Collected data
————————
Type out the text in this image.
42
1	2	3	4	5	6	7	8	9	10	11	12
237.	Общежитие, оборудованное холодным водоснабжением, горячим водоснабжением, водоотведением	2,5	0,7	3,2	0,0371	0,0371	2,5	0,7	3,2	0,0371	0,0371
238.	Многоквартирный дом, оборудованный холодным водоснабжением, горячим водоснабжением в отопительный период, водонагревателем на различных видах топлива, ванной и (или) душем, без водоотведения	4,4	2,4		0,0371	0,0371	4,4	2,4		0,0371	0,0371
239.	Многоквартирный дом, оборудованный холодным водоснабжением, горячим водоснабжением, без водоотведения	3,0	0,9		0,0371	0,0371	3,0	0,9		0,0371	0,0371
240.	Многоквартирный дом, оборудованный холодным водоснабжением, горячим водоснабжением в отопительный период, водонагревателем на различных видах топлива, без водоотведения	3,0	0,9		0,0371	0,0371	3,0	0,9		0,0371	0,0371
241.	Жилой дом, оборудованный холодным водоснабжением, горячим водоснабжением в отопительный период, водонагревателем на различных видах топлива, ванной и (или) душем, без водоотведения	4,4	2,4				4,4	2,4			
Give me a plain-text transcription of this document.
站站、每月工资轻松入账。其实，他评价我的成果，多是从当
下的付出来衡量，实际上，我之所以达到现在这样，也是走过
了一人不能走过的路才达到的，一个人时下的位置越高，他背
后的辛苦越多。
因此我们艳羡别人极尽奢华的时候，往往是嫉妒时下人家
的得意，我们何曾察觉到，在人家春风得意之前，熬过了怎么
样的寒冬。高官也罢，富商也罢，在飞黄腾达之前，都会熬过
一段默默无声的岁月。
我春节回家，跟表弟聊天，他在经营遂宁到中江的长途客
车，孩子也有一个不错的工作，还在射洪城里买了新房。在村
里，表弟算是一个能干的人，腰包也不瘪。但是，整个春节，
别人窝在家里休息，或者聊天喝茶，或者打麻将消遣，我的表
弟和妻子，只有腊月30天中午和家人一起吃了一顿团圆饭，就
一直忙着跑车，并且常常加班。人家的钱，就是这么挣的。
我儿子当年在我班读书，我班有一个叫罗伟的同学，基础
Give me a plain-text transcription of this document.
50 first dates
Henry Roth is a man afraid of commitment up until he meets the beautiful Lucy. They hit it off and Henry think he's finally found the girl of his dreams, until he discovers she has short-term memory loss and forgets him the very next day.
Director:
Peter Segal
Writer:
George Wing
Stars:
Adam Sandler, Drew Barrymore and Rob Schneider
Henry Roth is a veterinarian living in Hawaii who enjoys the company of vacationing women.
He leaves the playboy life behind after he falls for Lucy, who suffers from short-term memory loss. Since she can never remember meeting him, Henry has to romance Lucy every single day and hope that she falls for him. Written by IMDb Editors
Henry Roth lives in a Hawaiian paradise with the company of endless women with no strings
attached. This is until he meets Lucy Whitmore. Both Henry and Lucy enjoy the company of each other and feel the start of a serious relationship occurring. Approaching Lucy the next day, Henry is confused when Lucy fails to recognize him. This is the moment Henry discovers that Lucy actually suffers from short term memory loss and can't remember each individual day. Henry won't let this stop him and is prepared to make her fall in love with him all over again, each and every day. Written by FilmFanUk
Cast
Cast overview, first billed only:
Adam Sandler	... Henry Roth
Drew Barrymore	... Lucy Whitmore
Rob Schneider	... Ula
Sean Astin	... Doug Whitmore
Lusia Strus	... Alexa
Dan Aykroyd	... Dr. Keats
————————
Write out every line of the material again, exactly as it reads.

Type out the text in this image.
42
1	2	3	4	5	6	7	8	9	10	11	12
237.	Общежитие, оборудованное холодным водоснабжением, горячим водоснабжением, водоотведением	2,5	0,7	3,2	0,0371	0,0371	2,5	0,7	3,2	0,0371	0,0371
238.	Многоквартирный дом, оборудованный холодным водоснабжением, горячим водоснабжением в отопительный период, водонагревателем на различных видах топлива, ванной и (или) душем, без водоотведения	4,4	2,4		0,0371	0,0371	4,4	2,4		0,0371	0,0371
239.	Многоквартирный дом, оборудованный холодным водоснабжением, горячим водоснабжением, без водоотведения	3,0	0,9		0,0371	0,0371	3,0	0,9		0,0371	0,0371
240.	Многоквартирный дом, оборудованный холодным водоснабжением, горячим водоснабжением в отопительный период, водонагревателем на различных видах топлива, без водоотведения	3,0	0,9		0,0371	0,0371	3,0	0,9		0,0371	0,0371
241.	Жилой дом, оборудованный холодным водоснабжением, горячим водоснабжением в отопительный период, водонагревателем на различных видах топлива, ванной и (или) душем, без водоотведения	4,4	2,4				4,4	2,4			
Give me a plain-text transcription of this document.
站站、每月工资轻松入账。其实，他评价我的成果，多是从当
下的付出来衡量，实际上，我之所以达到现在这样，也是走过
了一人不能走过的路才达到的，一个人时下的位置越高，他背
后的辛苦越多。
因此我们艳羡别人极尽奢华的时候，往往是嫉妒时下人家
的得意，我们何曾察觉到，在人家春风得意之前，熬过了怎么
样的寒冬。高官也罢，富商也罢，在飞黄腾达之前，都会熬过
一段默默无声的岁月。
我春节回家，跟表弟聊天，他在经营遂宁到中江的长途客
车，孩子也有一个不错的工作，还在射洪城里买了新房。在村
里，表弟算是一个能干的人，腰包也不瘪。但是，整个春节，
别人窝在家里休息，或者聊天喝茶，或者打麻将消遣，我的表
弟和妻子，只有腊月30天中午和家人一起吃了一顿团圆饭，就
一直忙着跑车，并且常常加班。人家的钱，就是这么挣的。
我儿子当年在我班读书，我班有一个叫罗伟的同学，基础
Give me a plain-text transcription of this document.
50 first dates
Henry Roth is a man afraid of commitment up until he meets the beautiful Lucy. They hit it off and Henry think he's finally found the girl of his dreams, until he discovers she has short-term memory loss and forgets him the very next day.
Director:
Peter Segal
Writer:
George Wing
Stars:
Adam Sandler, Drew Barrymore and Rob Schneider
Henry Roth is a veterinarian living in Hawaii who enjoys the company of vacationing women.
He leaves the playboy life behind after he falls for Lucy, who suffers from short-term memory loss. Since she can never remember meeting him, Henry has to romance Lucy every single day and hope that she falls for him. Written by IMDb Editors
Henry Roth lives in a Hawaiian paradise with the company of endless women with no strings
attached. This is until he meets Lucy Whitmore. Both Henry and Lucy enjoy the company of each other and feel the start of a serious relationship occurring. Approaching Lucy the next day, Henry is confused when Lucy fails to recognize him. This is the moment Henry discovers that Lucy actually suffers from short term memory loss and can't remember each individual day. Henry won't let this stop him and is prepared to make her fall in love with him all over again, each and every day. Written by FilmFanUk
Cast
Cast overview, first billed only:
Adam Sandler	... Henry Roth
Drew Barrymore	... Lucy Whitmore
Rob Schneider	... Ula
Sean Astin	... Doug Whitmore
Lusia Strus	... Alexa
Dan Aykroyd	... Dr. Keats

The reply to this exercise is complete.